▶ **Texto de leitura**
******

Dom Milton Kenan, Bispo da Diocese de Barretos, São Paulo. 

Um dos temas que ganha destaque neste último manuscrito de Teresa é o tema da caridade. A este tema, e aos temas correlatos a ele, Teresa dedica nada menos do que dez páginas. Ela escreve quase um “tratado” sobre a Caridade.
“Neste ano, Madre querida, Deus me deu a graça de compreender o que é a caridade...” (C, 11v) – é a forma como Teresa dá início às páginas que dedica à caridade fraterna.

Se acompanharmos a vida de Teresa desde a sua infância, a vida em família, os primeiros anos no Carmelo, vamos nos dar conta de que não lhe faltaram oportunidade para viver a caridade. Na noite de Natal de 1886, noite que ela chama de sua “conversão”, ela descreve nestes termos a graça recebida: “Senti a caridade entrar no meu coração e a necessidade de esquecer-me de mim mesma para dar prazer aos outros” (A, 45v).

Mas, aqui, nestas páginas do seu ultimo manuscrito Teresa confessa que só agora, “neste ano”, “Deus me deu a graça de compreender o que é a caridade”; o que de fato é a caridade. Ela prossegue dizendo: “eu o compreendia antes, é verdade, mas de uma maneira imperfeita”; ou seja, se até agora não faltaram ocasiões para viver a caridade, neste ultimo ano da sua vida, ela descobriu o verdadeiro significado da caridade e as implicações dela na sua vida.

******

Registros de caixas de elementos:
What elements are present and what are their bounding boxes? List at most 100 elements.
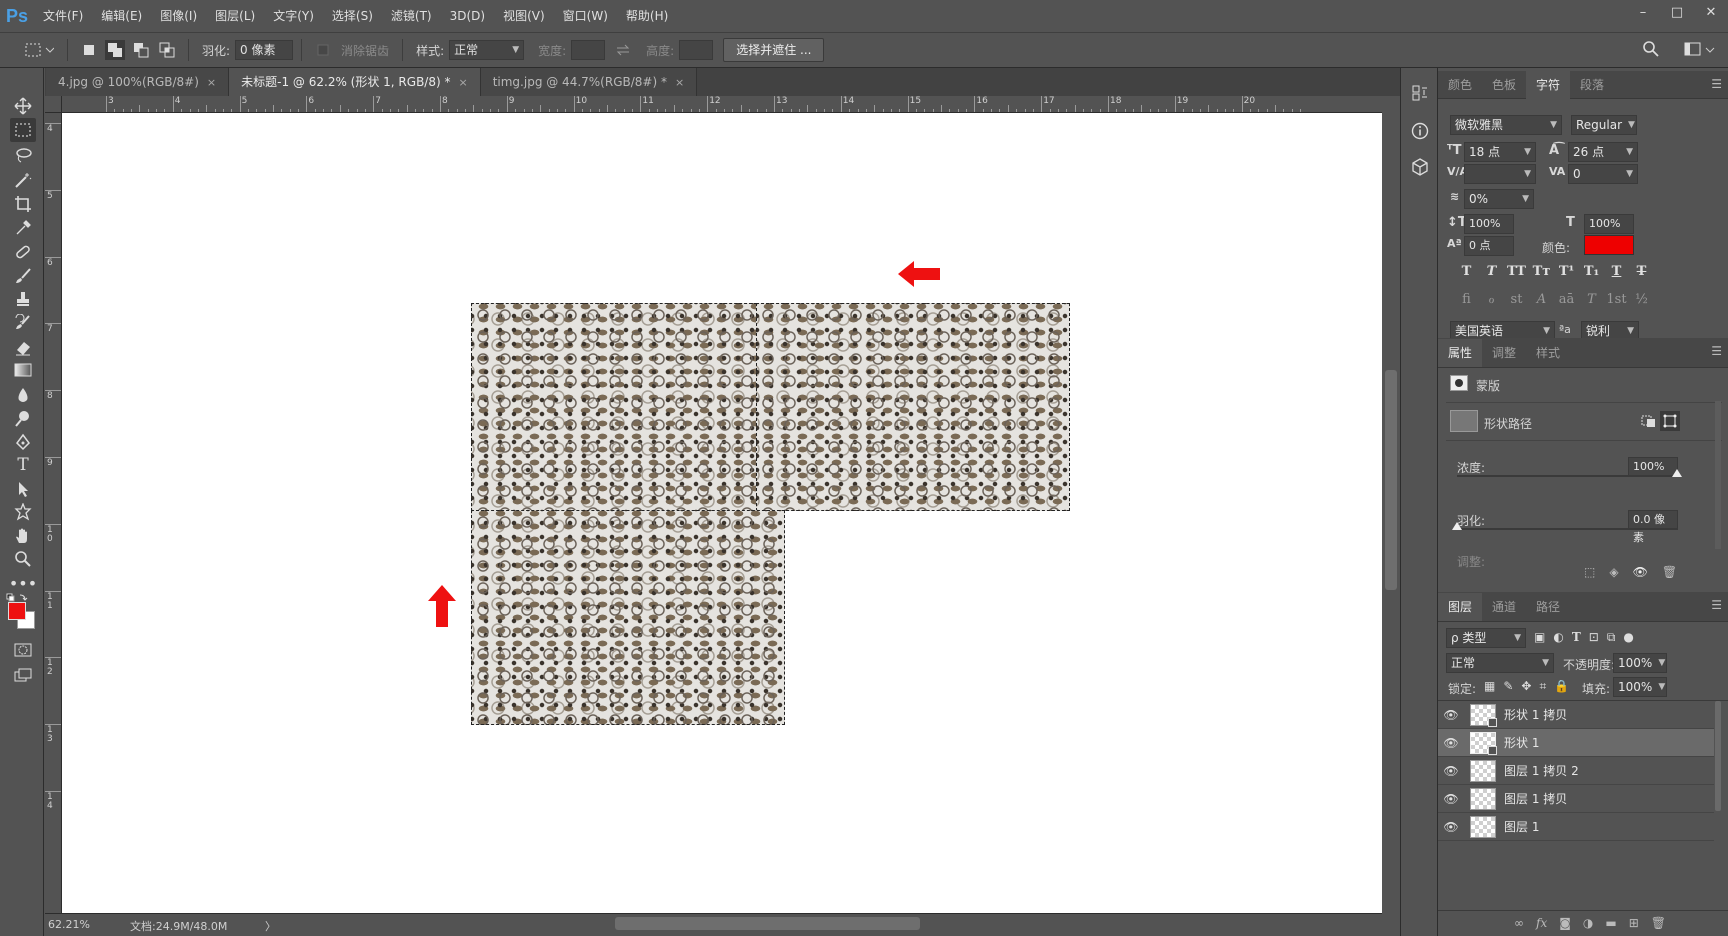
eye-icon[interactable]: 👁 bbox=[1438, 708, 1464, 722]
smart-object-filter-icon[interactable]: ⧉ bbox=[1607, 630, 1616, 645]
gradient-tool-icon[interactable] bbox=[10, 358, 36, 382]
trash-icon[interactable]: 🗑 bbox=[1662, 565, 1677, 579]
pen-tool-icon[interactable] bbox=[10, 430, 36, 454]
contextual-alternates-icon[interactable]: ℴ bbox=[1481, 292, 1502, 307]
pattern-tile-bottom[interactable] bbox=[471, 510, 785, 725]
blend-mode-select[interactable]: 正常 ▼ bbox=[1446, 653, 1554, 673]
menu-image[interactable]: 图像(I) bbox=[151, 0, 206, 32]
clone-stamp-tool-icon[interactable] bbox=[10, 287, 36, 311]
ligature-icon[interactable]: fi bbox=[1456, 292, 1477, 307]
lasso-tool-icon[interactable] bbox=[10, 143, 36, 167]
path-selection-tool-icon[interactable] bbox=[10, 477, 36, 501]
filter-toggle-icon[interactable]: ● bbox=[1623, 630, 1633, 645]
healing-brush-tool-icon[interactable] bbox=[10, 240, 36, 264]
swap-dimensions-icon[interactable] bbox=[613, 40, 633, 60]
marquee-preset-icon[interactable] bbox=[22, 40, 56, 60]
titling-alternates-icon[interactable]: T bbox=[1581, 292, 1602, 307]
small-caps-icon[interactable]: Tт bbox=[1531, 264, 1552, 279]
leading-select[interactable]: 26 点 ▼ bbox=[1568, 142, 1638, 162]
lock-transparent-icon[interactable]: ▦ bbox=[1484, 679, 1495, 694]
menu-layer[interactable]: 图层(L) bbox=[206, 0, 264, 32]
density-slider-knob[interactable] bbox=[1672, 469, 1682, 477]
feather-input[interactable]: 0 像素 bbox=[235, 40, 294, 60]
move-tool-icon[interactable] bbox=[10, 94, 36, 118]
tab-paths[interactable]: 路径 bbox=[1526, 593, 1570, 621]
layers-scrollbar[interactable] bbox=[1715, 701, 1721, 811]
height-input[interactable] bbox=[679, 40, 714, 60]
workspace-icon[interactable] bbox=[1684, 40, 1718, 61]
layer-row-selected[interactable]: 👁 形状 1 bbox=[1438, 729, 1714, 757]
eyedropper-tool-icon[interactable] bbox=[10, 216, 36, 240]
doc-tab-active[interactable]: 未标题-1 @ 62.2% (形状 1, RGB/8) * × bbox=[229, 68, 481, 96]
new-selection-icon[interactable] bbox=[79, 40, 99, 60]
eye-icon[interactable]: 👁 bbox=[1438, 736, 1464, 750]
new-layer-icon[interactable]: ⊞ bbox=[1629, 916, 1639, 930]
lock-all-icon[interactable]: 🔒 bbox=[1554, 679, 1569, 694]
layer-row[interactable]: 👁 图层 1 bbox=[1438, 813, 1714, 841]
menu-select[interactable]: 选择(S) bbox=[323, 0, 382, 32]
status-menu-arrow[interactable]: 〉 bbox=[265, 918, 276, 934]
tab-swatches[interactable]: 色板 bbox=[1482, 71, 1526, 99]
maximize-button[interactable]: □ bbox=[1660, 0, 1694, 24]
vertical-scrollbar-thumb[interactable] bbox=[1385, 370, 1397, 590]
mask-icon[interactable]: ◙ bbox=[1559, 916, 1571, 930]
screen-mode-icon[interactable] bbox=[10, 663, 36, 687]
close-button[interactable]: ✕ bbox=[1694, 0, 1728, 24]
folder-icon[interactable]: ▬ bbox=[1605, 916, 1616, 930]
history-panel-icon[interactable] bbox=[1409, 82, 1431, 104]
fractions-icon[interactable]: ½ bbox=[1631, 292, 1652, 307]
proportional-spacing-select[interactable]: 0% ▼ bbox=[1464, 189, 1534, 209]
adjustment-icon[interactable]: ◑ bbox=[1583, 916, 1593, 930]
superscript-icon[interactable]: T¹ bbox=[1556, 264, 1577, 279]
properties-scrollbar[interactable] bbox=[1715, 401, 1721, 549]
search-icon[interactable] bbox=[1642, 40, 1660, 61]
menu-window[interactable]: 窗口(W) bbox=[554, 0, 617, 32]
feather-property-input[interactable]: 0.0 像素 bbox=[1628, 510, 1678, 544]
feather-slider[interactable] bbox=[1457, 528, 1677, 530]
style-select[interactable]: 正常 ▼ bbox=[449, 40, 525, 60]
adjustment-filter-icon[interactable]: ◐ bbox=[1553, 630, 1563, 645]
eye-icon[interactable]: 👁 bbox=[1438, 820, 1464, 834]
panel-menu-icon[interactable]: ☰ bbox=[1711, 77, 1722, 91]
antialias-checkbox[interactable] bbox=[313, 40, 333, 60]
text-color-swatch[interactable] bbox=[1584, 235, 1634, 255]
lock-artboard-icon[interactable]: ⌗ bbox=[1539, 679, 1546, 694]
brush-tool-icon[interactable] bbox=[10, 264, 36, 288]
tab-color[interactable]: 颜色 bbox=[1438, 71, 1482, 99]
hand-tool-icon[interactable] bbox=[10, 524, 36, 548]
shape-filter-icon[interactable]: ⊡ bbox=[1589, 630, 1599, 645]
select-and-mask-button[interactable]: 选择并遮住 ... bbox=[723, 38, 825, 62]
font-family-select[interactable]: 微软雅黑 ▼ bbox=[1450, 115, 1562, 135]
doc-tab[interactable]: timg.jpg @ 44.7%(RGB/8#) * × bbox=[480, 68, 698, 96]
minimize-button[interactable]: – bbox=[1626, 0, 1660, 24]
add-selection-icon[interactable] bbox=[105, 40, 125, 60]
horizontal-scrollbar-thumb[interactable] bbox=[615, 917, 920, 930]
magic-wand-tool-icon[interactable] bbox=[10, 168, 36, 192]
tab-styles[interactable]: 样式 bbox=[1526, 339, 1570, 367]
ordinals-icon[interactable]: 1st bbox=[1606, 292, 1627, 307]
foreground-color-swatch[interactable] bbox=[8, 602, 26, 620]
font-style-select[interactable]: Regular ▼ bbox=[1571, 115, 1637, 135]
doc-tab[interactable]: 4.jpg @ 100%(RGB/8#) × bbox=[46, 68, 230, 96]
type-filter-icon[interactable]: T bbox=[1572, 630, 1581, 645]
fx-icon[interactable]: fx bbox=[1536, 916, 1547, 930]
tab-paragraph[interactable]: 段落 bbox=[1570, 71, 1614, 99]
menu-file[interactable]: 文件(F) bbox=[34, 0, 92, 32]
lock-pixels-icon[interactable]: ✎ bbox=[1503, 679, 1513, 694]
type-tool-icon[interactable]: T bbox=[10, 453, 36, 477]
tab-layers[interactable]: 图层 bbox=[1438, 592, 1483, 621]
opacity-select[interactable]: 100% ▼ bbox=[1613, 653, 1667, 673]
menu-help[interactable]: 帮助(H) bbox=[617, 0, 677, 32]
tab-properties[interactable]: 属性 bbox=[1438, 338, 1483, 367]
menu-3d[interactable]: 3D(D) bbox=[441, 0, 494, 32]
layer-row[interactable]: 👁 图层 1 拷贝 2 bbox=[1438, 757, 1714, 785]
subtract-selection-icon[interactable] bbox=[131, 40, 151, 60]
strikethrough-icon[interactable]: T bbox=[1631, 264, 1652, 279]
zoom-tool-icon[interactable] bbox=[10, 547, 36, 571]
image-filter-icon[interactable]: ▣ bbox=[1534, 630, 1545, 645]
underline-icon[interactable]: T bbox=[1606, 264, 1627, 279]
layer-filter-select[interactable]: ρ 类型 ▼ bbox=[1446, 628, 1526, 648]
panel-menu-icon[interactable]: ☰ bbox=[1711, 344, 1722, 358]
trash-icon[interactable]: 🗑 bbox=[1651, 916, 1666, 930]
baseline-shift-input[interactable]: 0 点 bbox=[1464, 236, 1514, 256]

******

▶ **Instrução escrita A**
De acordo com o texto sobre Teresa e a caridade, quantas páginas Teresa dedica ao tema da caridade no seu último manuscrito?
▶ **Instrução escrita B**
Transcreva dos registros, sem alterações, as linhas que vão da linha com "eye-icon[interactable]: 👁 bbox=[1438, 708, 1464, 722]" até a linha com "lasso-tool-icon[interactable] bbox=[10, 143, 36, 167]", incluindo as duas.

▶ **Resposta do exercício A**
Dez páginas.

▶ **Resposta do exercício B**
eye-icon[interactable]: 👁 bbox=[1438, 708, 1464, 722]
smart-object-filter-icon[interactable]: ⧉ bbox=[1607, 630, 1616, 645]
gradient-tool-icon[interactable] bbox=[10, 358, 36, 382]
trash-icon[interactable]: 🗑 bbox=[1662, 565, 1677, 579]
pen-tool-icon[interactable] bbox=[10, 430, 36, 454]
contextual-alternates-icon[interactable]: ℴ bbox=[1481, 292, 1502, 307]
pattern-tile-bottom[interactable] bbox=[471, 510, 785, 725]
blend-mode-select[interactable]: 正常 ▼ bbox=[1446, 653, 1554, 673]
menu-image[interactable]: 图像(I) bbox=[151, 0, 206, 32]
clone-stamp-tool-icon[interactable] bbox=[10, 287, 36, 311]
ligature-icon[interactable]: fi bbox=[1456, 292, 1477, 307]
lasso-tool-icon[interactable] bbox=[10, 143, 36, 167]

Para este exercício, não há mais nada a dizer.